**GOAL**
From the listing below, extract each line containing the string "dashed".

**EXCERPTED DATA**
⟨
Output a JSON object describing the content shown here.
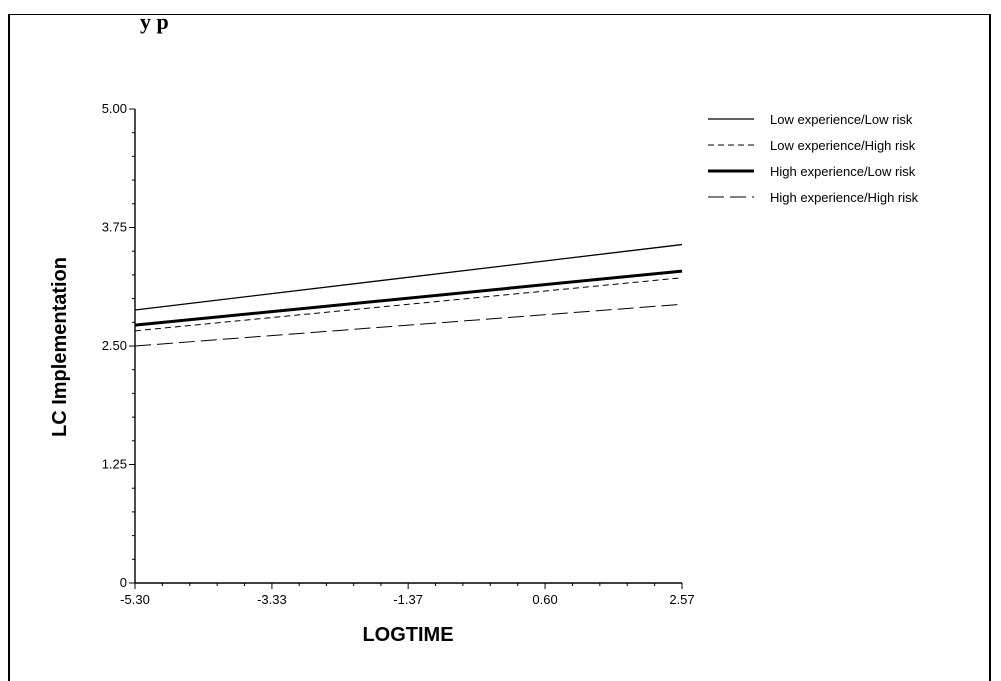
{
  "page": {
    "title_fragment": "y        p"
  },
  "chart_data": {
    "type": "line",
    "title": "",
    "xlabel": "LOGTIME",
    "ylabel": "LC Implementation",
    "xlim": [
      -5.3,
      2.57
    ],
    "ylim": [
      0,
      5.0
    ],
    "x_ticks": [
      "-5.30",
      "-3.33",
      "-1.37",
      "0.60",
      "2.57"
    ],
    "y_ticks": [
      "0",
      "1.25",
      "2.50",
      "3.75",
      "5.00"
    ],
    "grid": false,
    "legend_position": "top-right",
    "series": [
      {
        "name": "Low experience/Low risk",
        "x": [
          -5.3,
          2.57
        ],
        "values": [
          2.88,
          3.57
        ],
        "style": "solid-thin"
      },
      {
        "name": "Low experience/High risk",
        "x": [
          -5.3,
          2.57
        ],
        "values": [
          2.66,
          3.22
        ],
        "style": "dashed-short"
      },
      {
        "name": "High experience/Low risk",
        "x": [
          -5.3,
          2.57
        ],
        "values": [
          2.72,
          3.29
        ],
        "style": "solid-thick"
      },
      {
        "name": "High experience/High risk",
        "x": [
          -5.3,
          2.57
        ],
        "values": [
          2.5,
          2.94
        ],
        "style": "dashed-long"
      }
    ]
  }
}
⟩
**EXPECTED ANSWER**
        "style": "dashed-short"
        "style": "dashed-long"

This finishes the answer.